What is expected | Rewrite the items from the first one through the line containing "svg-text:Memory 120: Memory", inclusive, replacing "callout-line" with "connector-line" and leaving everything else the same.

Data lines:
* BEGIN *

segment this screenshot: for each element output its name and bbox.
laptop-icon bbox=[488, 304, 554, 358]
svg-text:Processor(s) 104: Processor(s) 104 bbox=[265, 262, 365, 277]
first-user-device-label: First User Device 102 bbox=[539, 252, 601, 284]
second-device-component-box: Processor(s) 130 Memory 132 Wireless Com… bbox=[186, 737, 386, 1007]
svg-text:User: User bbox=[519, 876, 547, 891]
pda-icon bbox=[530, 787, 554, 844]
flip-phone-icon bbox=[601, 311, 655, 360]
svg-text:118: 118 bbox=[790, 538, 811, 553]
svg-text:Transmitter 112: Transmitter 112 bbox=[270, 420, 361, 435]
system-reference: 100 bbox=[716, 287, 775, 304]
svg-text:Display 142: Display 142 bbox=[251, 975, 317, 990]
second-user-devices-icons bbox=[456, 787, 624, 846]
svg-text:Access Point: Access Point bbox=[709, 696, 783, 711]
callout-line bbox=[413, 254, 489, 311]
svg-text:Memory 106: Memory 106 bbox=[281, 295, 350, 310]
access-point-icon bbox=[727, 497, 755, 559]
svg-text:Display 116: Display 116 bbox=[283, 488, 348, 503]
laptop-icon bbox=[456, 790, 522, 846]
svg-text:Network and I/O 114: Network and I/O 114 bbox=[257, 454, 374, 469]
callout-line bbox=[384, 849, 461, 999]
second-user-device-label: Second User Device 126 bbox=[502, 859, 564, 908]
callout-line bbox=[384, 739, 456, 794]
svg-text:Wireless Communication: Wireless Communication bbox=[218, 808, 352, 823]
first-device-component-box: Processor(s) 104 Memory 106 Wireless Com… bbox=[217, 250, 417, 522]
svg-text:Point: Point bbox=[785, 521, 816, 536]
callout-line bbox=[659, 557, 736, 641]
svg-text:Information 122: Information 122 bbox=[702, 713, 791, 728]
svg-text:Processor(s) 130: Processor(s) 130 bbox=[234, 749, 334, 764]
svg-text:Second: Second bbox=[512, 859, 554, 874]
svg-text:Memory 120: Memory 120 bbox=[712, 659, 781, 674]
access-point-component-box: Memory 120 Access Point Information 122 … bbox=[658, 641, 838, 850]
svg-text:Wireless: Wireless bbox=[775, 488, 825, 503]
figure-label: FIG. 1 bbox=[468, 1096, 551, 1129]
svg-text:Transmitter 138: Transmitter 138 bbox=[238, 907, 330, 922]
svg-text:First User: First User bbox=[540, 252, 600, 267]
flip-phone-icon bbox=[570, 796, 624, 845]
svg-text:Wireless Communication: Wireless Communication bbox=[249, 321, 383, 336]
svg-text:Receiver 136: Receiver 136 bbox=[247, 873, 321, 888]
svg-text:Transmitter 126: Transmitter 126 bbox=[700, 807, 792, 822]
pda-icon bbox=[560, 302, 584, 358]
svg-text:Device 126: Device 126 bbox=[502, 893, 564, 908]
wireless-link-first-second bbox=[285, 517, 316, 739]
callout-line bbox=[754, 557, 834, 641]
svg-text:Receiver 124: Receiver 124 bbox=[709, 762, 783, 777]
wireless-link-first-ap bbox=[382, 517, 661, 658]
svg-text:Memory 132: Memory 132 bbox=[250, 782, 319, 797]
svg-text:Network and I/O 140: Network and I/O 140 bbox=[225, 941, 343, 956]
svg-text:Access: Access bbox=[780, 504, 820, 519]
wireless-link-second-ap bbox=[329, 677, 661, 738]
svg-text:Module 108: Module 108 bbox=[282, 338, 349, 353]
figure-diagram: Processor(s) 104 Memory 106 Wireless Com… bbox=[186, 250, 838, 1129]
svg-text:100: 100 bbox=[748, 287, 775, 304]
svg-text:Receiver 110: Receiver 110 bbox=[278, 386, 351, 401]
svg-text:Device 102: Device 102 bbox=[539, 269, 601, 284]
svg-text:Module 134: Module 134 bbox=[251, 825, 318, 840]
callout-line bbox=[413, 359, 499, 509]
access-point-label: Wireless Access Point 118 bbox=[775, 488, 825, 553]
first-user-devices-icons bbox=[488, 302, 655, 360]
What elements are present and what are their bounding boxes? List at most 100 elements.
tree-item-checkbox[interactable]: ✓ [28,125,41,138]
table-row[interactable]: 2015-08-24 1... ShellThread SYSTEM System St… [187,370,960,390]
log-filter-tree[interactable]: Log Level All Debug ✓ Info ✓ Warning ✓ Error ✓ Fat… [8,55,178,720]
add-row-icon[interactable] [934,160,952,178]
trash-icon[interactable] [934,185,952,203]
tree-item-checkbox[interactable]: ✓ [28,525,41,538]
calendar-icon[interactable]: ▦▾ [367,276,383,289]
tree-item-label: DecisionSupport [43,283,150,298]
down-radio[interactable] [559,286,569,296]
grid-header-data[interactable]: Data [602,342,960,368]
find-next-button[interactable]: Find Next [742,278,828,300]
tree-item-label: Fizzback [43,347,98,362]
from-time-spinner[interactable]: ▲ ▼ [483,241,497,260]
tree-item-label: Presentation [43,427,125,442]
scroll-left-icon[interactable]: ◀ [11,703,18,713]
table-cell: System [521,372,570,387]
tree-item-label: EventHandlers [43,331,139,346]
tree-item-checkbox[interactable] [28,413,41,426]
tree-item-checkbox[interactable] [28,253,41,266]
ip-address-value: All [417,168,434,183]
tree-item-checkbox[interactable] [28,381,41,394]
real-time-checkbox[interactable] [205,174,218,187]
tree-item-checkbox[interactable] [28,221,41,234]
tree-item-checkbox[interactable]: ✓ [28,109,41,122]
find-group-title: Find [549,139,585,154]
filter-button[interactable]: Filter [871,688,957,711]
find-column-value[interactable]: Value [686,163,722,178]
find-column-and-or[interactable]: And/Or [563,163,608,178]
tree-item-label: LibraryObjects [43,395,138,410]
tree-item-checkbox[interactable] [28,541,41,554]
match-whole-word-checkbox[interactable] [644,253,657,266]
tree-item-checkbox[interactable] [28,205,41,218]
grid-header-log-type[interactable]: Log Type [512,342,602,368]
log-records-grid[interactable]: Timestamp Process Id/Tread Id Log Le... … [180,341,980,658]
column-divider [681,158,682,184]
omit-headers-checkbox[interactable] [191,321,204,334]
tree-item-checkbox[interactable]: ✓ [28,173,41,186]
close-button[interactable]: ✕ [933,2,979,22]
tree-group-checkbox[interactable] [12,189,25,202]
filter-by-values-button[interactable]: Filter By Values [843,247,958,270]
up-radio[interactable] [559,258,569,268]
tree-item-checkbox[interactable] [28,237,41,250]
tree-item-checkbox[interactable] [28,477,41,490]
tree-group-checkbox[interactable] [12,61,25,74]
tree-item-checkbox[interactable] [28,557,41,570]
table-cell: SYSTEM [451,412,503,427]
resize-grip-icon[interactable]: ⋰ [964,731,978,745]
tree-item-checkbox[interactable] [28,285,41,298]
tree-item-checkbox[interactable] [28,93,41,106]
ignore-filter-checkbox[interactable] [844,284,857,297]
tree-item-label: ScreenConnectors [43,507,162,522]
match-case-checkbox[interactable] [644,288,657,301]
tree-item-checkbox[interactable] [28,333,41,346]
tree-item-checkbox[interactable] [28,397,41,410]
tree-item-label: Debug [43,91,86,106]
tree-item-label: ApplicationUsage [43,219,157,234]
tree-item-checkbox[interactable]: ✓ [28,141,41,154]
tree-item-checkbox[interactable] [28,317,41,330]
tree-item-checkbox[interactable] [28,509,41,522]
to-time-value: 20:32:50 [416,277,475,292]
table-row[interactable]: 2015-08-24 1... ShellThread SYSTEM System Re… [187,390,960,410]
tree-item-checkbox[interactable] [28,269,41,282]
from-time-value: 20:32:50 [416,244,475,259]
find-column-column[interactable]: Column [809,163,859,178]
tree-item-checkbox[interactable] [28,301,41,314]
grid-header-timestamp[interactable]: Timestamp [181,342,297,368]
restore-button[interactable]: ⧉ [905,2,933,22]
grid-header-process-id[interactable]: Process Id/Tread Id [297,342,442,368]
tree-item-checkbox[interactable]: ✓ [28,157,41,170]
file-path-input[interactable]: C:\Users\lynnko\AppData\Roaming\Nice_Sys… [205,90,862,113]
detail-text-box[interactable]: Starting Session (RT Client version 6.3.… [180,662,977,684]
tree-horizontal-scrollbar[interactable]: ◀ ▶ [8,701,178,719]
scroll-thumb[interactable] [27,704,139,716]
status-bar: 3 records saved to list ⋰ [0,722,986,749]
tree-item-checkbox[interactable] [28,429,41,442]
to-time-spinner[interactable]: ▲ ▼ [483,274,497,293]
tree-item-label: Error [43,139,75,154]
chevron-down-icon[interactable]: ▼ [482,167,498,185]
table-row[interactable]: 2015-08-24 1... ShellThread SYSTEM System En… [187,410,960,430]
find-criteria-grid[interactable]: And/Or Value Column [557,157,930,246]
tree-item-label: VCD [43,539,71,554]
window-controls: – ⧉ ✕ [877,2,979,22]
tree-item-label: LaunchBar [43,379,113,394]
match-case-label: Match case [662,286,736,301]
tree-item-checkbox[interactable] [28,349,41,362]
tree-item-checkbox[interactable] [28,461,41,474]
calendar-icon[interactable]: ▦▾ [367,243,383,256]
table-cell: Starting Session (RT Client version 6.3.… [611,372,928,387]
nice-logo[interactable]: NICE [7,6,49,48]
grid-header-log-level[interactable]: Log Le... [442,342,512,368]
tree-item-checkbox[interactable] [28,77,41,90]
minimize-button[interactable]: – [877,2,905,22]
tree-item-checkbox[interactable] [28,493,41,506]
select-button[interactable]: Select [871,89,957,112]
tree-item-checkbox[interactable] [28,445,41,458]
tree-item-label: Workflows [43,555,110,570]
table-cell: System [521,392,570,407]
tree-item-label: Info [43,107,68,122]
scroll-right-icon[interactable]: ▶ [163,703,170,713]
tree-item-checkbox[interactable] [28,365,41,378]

* END *

Response to this task |
segment this screenshot: for each element output its name and bbox.
laptop-icon bbox=[488, 304, 554, 358]
svg-text:Processor(s) 104: Processor(s) 104 bbox=[265, 262, 365, 277]
first-user-device-label: First User Device 102 bbox=[539, 252, 601, 284]
second-device-component-box: Processor(s) 130 Memory 132 Wireless Com… bbox=[186, 737, 386, 1007]
svg-text:User: User bbox=[519, 876, 547, 891]
pda-icon bbox=[530, 787, 554, 844]
flip-phone-icon bbox=[601, 311, 655, 360]
svg-text:118: 118 bbox=[790, 538, 811, 553]
svg-text:Transmitter 112: Transmitter 112 bbox=[270, 420, 361, 435]
system-reference: 100 bbox=[716, 287, 775, 304]
svg-text:Display 142: Display 142 bbox=[251, 975, 317, 990]
second-user-devices-icons bbox=[456, 787, 624, 846]
svg-text:Access Point: Access Point bbox=[709, 696, 783, 711]
connector-line bbox=[413, 254, 489, 311]
svg-text:Memory 106: Memory 106 bbox=[281, 295, 350, 310]
access-point-icon bbox=[727, 497, 755, 559]
svg-text:Display 116: Display 116 bbox=[283, 488, 348, 503]
laptop-icon bbox=[456, 790, 522, 846]
svg-text:Network and I/O 114: Network and I/O 114 bbox=[257, 454, 374, 469]
connector-line bbox=[384, 849, 461, 999]
second-user-device-label: Second User Device 126 bbox=[502, 859, 564, 908]
connector-line bbox=[384, 739, 456, 794]
svg-text:Wireless Communication: Wireless Communication bbox=[218, 808, 352, 823]
first-device-component-box: Processor(s) 104 Memory 106 Wireless Com… bbox=[217, 250, 417, 522]
svg-text:Point: Point bbox=[785, 521, 816, 536]
connector-line bbox=[659, 557, 736, 641]
svg-text:Information 122: Information 122 bbox=[702, 713, 791, 728]
svg-text:Processor(s) 130: Processor(s) 130 bbox=[234, 749, 334, 764]
svg-text:Second: Second bbox=[512, 859, 554, 874]
svg-text:Memory 120: Memory 120 bbox=[712, 659, 781, 674]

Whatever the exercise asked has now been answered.